* **PARTS OF THE EXERCISE**
1. In the interview on SMRs and Indigenous knowledge, what can the excess steam from SMRs be used for?
2. Carry on the interview on SMRs and Indigenous knowledge, starting after its final sentence.

====== READING PASSAGE ======

What transformative potential do SMRs hold for clean energy, and how might they revolutionize the industry in Canada and beyond?

SMRs will make nuclear power more accessible to all kinds of different communities, enabling us to power remote communities that are currently powered by diesel.

Unlike diesel generators, SMRs generate excess steam, which can be used to heat buildings, schools, and hospitals, or to grow fresh plants and vegetables in a greenhouse. This improves sustainability on multiple levels.

We’ll need to do a lot more mining if we’re going to electrify the grid, and we’re going to need more uranium in order to power up all these SMRs and large nuclear. Many other processes are going to be positively affected by SMRs’ use.

Canadian SMR companies are also looking for partnerships with Indigenous communities, which is a great opportunity for economic reconciliation and for Indigenous communities to get in on the ground floor with these new builds and be equity partners.

Why is it so important for organizations to integrate Indigenous knowledge into their research, studies, and plans?

I think there’s a need for Western science and Indigenous knowledge to come together in order to make the best decisions for the environment.

For example, many traditional trappers and hunters can predict weather patterns just based on how the animals are behaving. That traditional knowledge combined with Western science can help us tackle national and global challenges.

On top of that, there are a lot of courses that bring these two ways of knowing together that are taught by Indigenous knowledge keepers, who should be given the same recognition as, for example, a professor of geology. Recognizing knowledge keepers as experts in their field gives more credibility to companies, corporations, and governments that are working with both traditionally trained and non-traditionally trained folks.

There’s also this sense of simplicity that we’d benefit from embracing. The International Indigenous Speakers Bureau’s CEO and Co-Founder once told me a story about a First Nations Trapper who was talking to a hydroelectric company that was having trouble figuring out how to divert water in one part of a river. The First Natioans Trapper said, “Let me have a look.” It took less than a day for the leak to be stopped, after engineers from around the world worked for ten days to find a solution, that the Trapper knew the answer to right away. The company asked the Trapper what he did, and he said, “I just picked up a couple of beavers, threw them in that river, and they built a dam.” I love that story because it shows how we overthink, over-engineer, and overdo things.

====== GIVEN RECORDS ======

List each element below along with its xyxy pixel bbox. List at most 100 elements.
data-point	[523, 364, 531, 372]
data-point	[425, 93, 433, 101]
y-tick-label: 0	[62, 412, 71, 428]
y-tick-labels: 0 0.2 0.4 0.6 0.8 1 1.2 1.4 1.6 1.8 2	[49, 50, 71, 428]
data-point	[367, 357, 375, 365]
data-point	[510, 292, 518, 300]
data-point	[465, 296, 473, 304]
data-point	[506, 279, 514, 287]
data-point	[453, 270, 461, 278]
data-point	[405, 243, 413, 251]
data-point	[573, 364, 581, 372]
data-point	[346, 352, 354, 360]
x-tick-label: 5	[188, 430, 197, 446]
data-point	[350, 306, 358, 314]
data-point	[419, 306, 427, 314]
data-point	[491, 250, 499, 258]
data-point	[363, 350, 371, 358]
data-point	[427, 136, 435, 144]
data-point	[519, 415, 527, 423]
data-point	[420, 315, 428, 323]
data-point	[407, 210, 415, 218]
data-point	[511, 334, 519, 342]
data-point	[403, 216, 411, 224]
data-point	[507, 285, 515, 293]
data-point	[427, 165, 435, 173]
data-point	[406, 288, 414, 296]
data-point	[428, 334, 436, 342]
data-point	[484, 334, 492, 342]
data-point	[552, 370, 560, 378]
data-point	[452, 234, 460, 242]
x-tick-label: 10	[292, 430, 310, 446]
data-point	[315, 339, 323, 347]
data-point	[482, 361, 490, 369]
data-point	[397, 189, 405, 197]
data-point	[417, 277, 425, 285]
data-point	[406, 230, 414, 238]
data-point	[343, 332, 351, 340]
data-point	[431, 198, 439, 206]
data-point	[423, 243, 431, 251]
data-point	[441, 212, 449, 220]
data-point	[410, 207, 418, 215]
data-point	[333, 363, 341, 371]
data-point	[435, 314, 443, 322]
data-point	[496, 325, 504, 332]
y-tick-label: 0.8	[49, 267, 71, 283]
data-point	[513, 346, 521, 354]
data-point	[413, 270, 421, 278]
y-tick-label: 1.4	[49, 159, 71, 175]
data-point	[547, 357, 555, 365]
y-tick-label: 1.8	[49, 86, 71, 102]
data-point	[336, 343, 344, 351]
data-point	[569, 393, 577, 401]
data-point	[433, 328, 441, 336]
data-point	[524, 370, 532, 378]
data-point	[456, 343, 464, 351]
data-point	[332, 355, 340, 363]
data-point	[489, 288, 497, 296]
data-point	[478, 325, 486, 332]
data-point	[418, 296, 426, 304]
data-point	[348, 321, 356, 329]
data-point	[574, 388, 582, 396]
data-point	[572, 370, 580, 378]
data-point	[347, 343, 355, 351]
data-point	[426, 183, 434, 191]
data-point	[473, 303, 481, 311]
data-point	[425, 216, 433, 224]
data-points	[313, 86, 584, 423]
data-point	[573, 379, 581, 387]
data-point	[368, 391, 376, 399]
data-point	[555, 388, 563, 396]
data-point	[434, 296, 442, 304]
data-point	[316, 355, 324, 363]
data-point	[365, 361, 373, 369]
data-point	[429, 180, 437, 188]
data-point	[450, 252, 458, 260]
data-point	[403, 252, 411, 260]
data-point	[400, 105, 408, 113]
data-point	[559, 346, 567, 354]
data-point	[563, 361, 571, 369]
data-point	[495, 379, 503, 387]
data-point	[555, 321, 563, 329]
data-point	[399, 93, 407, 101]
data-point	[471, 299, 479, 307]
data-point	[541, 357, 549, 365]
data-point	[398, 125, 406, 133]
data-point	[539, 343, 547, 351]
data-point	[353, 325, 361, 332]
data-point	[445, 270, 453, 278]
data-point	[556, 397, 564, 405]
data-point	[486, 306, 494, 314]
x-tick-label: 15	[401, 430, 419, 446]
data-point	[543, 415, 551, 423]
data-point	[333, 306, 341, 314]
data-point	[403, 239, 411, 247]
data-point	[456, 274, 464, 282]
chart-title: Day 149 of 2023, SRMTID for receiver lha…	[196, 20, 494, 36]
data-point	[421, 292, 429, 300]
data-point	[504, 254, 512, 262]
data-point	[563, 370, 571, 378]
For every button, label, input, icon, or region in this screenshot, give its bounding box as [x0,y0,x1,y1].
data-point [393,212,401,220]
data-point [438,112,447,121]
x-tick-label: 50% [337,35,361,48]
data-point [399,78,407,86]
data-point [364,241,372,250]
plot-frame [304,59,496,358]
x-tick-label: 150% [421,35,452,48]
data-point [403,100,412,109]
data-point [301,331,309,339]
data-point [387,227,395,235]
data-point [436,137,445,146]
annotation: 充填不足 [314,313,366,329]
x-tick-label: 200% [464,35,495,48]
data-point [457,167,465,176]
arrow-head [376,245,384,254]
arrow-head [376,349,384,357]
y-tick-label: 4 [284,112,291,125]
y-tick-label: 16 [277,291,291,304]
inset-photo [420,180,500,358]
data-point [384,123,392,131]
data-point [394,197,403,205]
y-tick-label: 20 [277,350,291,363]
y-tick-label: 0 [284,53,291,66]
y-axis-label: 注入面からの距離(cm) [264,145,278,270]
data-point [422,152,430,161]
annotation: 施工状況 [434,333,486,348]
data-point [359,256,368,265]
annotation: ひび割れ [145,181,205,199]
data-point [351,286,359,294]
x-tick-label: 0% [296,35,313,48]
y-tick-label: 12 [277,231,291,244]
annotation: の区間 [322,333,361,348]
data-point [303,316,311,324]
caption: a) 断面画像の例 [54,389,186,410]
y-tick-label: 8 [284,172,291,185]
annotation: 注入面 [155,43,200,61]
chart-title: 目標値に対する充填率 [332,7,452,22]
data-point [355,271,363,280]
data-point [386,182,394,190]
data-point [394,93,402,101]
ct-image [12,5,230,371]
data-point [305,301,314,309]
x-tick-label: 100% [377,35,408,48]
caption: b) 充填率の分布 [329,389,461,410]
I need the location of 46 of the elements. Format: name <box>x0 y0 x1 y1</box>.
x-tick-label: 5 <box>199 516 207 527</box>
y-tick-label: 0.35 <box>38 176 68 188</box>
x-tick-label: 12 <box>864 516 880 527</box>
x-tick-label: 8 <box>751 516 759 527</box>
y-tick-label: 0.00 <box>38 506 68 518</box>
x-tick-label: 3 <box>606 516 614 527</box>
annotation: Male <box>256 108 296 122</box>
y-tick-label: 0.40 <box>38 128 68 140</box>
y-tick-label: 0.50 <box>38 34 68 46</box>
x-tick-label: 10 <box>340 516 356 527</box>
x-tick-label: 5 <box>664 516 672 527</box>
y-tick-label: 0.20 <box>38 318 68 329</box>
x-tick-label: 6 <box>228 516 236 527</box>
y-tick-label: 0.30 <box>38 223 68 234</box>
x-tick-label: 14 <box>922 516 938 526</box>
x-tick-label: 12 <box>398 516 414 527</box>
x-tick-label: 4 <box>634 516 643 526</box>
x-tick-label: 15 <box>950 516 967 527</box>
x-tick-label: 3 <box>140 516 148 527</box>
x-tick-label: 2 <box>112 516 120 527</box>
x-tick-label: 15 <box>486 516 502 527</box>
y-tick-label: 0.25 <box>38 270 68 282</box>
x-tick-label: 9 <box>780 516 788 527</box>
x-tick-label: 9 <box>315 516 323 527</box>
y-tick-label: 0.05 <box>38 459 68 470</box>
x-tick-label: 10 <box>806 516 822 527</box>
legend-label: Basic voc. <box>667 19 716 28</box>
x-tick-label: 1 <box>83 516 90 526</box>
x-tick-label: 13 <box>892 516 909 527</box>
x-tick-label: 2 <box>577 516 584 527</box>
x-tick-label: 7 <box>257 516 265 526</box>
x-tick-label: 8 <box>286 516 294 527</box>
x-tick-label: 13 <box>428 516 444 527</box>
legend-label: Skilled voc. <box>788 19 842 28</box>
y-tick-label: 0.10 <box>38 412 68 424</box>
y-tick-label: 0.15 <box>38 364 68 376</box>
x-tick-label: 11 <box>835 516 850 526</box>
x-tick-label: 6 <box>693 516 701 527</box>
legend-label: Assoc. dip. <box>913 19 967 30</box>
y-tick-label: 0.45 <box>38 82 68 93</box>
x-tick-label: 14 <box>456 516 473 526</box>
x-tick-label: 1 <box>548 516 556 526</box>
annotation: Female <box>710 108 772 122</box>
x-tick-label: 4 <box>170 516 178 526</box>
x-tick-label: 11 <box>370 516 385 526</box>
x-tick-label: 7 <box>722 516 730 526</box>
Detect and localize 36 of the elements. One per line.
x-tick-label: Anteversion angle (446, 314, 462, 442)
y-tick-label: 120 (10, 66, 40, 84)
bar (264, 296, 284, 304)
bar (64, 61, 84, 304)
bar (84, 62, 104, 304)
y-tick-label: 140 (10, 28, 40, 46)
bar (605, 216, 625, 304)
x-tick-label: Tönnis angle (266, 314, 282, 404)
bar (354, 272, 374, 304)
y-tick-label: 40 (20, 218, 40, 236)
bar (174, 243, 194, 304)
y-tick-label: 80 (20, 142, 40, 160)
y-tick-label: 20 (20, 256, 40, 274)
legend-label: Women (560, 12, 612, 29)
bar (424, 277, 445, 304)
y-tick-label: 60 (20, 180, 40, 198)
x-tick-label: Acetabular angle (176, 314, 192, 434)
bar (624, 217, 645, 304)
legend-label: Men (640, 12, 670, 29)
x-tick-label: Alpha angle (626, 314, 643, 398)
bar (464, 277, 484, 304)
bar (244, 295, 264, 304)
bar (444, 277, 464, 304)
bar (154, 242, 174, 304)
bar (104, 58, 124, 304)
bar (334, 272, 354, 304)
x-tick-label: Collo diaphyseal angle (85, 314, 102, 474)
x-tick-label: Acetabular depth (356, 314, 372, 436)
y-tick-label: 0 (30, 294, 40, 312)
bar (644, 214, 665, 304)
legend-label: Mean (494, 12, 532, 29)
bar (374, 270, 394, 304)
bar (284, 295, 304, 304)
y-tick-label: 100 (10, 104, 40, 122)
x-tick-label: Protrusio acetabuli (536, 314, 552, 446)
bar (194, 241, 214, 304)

======

* **REPLIES**
1. It can heat buildings, schools, and hospitals, or grow fresh plants and vegetables in a greenhouse.

2.
How are partnerships with Indigenous communities contributing to the responsible growth of the nuclear energy sector?

The benefit goes both ways. Indigenous communities benefit when we partner with them, and they also come in asking important questions and pointing out things that perhaps we hadn’t thought about.  

When we build things, Indigenous communities want clear answers about the impact on the fish, how many degrees the water temperature will change at the outfall, or what we’re going to do to make sure the surrounding wildlife isn’t affected. They understand how the water flows, so they’ll be able to tell that it’ll affect things many kilometres upstream or downstream. We have to take more into consideration than just our actual footprint.

Indigenous participation is forcing the nuclear sector to be more prepared for thinking broader. For example, in New Brunswick, ARC Clean Technology wants to build an SMR on the Lepreau site, and while there’s not really a First Nation beside the site, they’re getting feedback from all of the surrounding First Nations.

There’s no path to net zero without nuclear. But that path, no matter where it is, is going through a traditional territory. And we’re going to need to have Indigenous people involved in all areas of our sector.

The Indigenous population is growing at four or five times the rate of any other population in Canada, so that’s our future workforce. We want to have good relationships with Indigenous communities and to make sure they are taking advantage of the opportunities in nuclear.  We need all communities and all the knowledge available to fight climate change and make decisions that include the seven generations ahead of us and behind us.